• **Given instruction**
Copy all records verbatim.

• **Raw records**
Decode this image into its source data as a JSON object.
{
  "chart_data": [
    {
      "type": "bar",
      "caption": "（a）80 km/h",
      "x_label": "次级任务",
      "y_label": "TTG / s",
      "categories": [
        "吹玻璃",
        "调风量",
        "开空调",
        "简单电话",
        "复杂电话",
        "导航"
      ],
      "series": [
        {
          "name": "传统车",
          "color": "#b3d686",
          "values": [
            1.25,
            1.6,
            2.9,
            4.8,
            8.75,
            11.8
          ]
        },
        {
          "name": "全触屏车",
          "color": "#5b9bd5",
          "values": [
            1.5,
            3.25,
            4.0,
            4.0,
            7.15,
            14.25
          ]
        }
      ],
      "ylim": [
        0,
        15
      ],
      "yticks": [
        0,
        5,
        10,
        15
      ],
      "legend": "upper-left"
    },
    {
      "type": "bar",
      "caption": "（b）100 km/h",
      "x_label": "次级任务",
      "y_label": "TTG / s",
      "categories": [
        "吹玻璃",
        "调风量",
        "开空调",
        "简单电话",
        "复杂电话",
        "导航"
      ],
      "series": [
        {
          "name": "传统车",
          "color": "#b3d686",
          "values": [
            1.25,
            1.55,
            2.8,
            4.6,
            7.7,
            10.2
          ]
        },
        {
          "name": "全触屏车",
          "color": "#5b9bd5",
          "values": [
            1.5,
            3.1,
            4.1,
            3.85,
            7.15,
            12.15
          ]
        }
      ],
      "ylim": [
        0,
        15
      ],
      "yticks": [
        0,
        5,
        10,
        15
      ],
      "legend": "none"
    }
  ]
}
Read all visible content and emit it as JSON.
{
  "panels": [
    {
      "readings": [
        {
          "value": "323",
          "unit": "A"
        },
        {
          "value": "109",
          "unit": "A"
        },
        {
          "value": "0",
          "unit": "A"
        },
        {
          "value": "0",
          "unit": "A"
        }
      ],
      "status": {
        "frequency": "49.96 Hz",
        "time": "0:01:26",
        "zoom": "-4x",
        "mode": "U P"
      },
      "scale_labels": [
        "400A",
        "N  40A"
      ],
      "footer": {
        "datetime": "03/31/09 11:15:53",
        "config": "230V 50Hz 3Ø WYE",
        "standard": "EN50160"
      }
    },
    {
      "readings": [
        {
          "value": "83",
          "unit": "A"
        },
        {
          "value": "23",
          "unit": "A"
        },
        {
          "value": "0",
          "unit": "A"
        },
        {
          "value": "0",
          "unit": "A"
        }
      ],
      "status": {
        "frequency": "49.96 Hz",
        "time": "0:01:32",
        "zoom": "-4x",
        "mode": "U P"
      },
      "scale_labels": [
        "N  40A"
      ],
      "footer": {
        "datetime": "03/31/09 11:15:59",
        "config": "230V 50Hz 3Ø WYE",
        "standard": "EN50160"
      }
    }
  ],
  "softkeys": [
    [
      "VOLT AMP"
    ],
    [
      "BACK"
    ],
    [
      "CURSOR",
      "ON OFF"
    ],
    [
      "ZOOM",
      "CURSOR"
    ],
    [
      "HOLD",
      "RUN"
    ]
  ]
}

• **The response**
Decode this image into its source data as a JSON object.
{
  "chart_data": [
    {
      "type": "bar",
      "caption": "（a）80 km/h",
      "x_label": "次级任务",
      "y_label": "TTG / s",
      "categories": [
        "吹玻璃",
        "调风量",
        "开空调",
        "简单电话",
        "复杂电话",
        "导航"
      ],
      "series": [
        {
          "name": "传统车",
          "color": "#b3d686",
          "values": [
            1.25,
            1.6,
            2.9,
            4.8,
            8.75,
            11.8
          ]
        },
        {
          "name": "全触屏车",
          "color": "#5b9bd5",
          "values": [
            1.5,
            3.25,
            4.0,
            4.0,
            7.15,
            14.25
          ]
        }
      ],
      "ylim": [
        0,
        15
      ],
      "yticks": [
        0,
        5,
        10,
        15
      ],
      "legend": "upper-left"
    },
    {
      "type": "bar",
      "caption": "（b）100 km/h",
      "x_label": "次级任务",
      "y_label": "TTG / s",
      "categories": [
        "吹玻璃",
        "调风量",
        "开空调",
        "简单电话",
        "复杂电话",
        "导航"
      ],
      "series": [
        {
          "name": "传统车",
          "color": "#b3d686",
          "values": [
            1.25,
            1.55,
            2.8,
            4.6,
            7.7,
            10.2
          ]
        },
        {
          "name": "全触屏车",
          "color": "#5b9bd5",
          "values": [
            1.5,
            3.1,
            4.1,
            3.85,
            7.15,
            12.15
          ]
        }
      ],
      "ylim": [
        0,
        15
      ],
      "yticks": [
        0,
        5,
        10,
        15
      ],
      "legend": "none"
    }
  ]
}
Read all visible content and emit it as JSON.
{
  "panels": [
    {
      "readings": [
        {
          "value": "323",
          "unit": "A"
        },
        {
          "value": "109",
          "unit": "A"
        },
        {
          "value": "0",
          "unit": "A"
        },
        {
          "value": "0",
          "unit": "A"
        }
      ],
      "status": {
        "frequency": "49.96 Hz",
        "time": "0:01:26",
        "zoom": "-4x",
        "mode": "U P"
      },
      "scale_labels": [
        "400A",
        "N  40A"
      ],
      "footer": {
        "datetime": "03/31/09 11:15:53",
        "config": "230V 50Hz 3Ø WYE",
        "standard": "EN50160"
      }
    },
    {
      "readings": [
        {
          "value": "83",
          "unit": "A"
        },
        {
          "value": "23",
          "unit": "A"
        },
        {
          "value": "0",
          "unit": "A"
        },
        {
          "value": "0",
          "unit": "A"
        }
      ],
      "status": {
        "frequency": "49.96 Hz",
        "time": "0:01:32",
        "zoom": "-4x",
        "mode": "U P"
      },
      "scale_labels": [
        "N  40A"
      ],
      "footer": {
        "datetime": "03/31/09 11:15:59",
        "config": "230V 50Hz 3Ø WYE",
        "standard": "EN50160"
      }
    }
  ],
  "softkeys": [
    [
      "VOLT AMP"
    ],
    [
      "BACK"
    ],
    [
      "CURSOR",
      "ON OFF"
    ],
    [
      "ZOOM",
      "CURSOR"
    ],
    [
      "HOLD",
      "RUN"
    ]
  ]
}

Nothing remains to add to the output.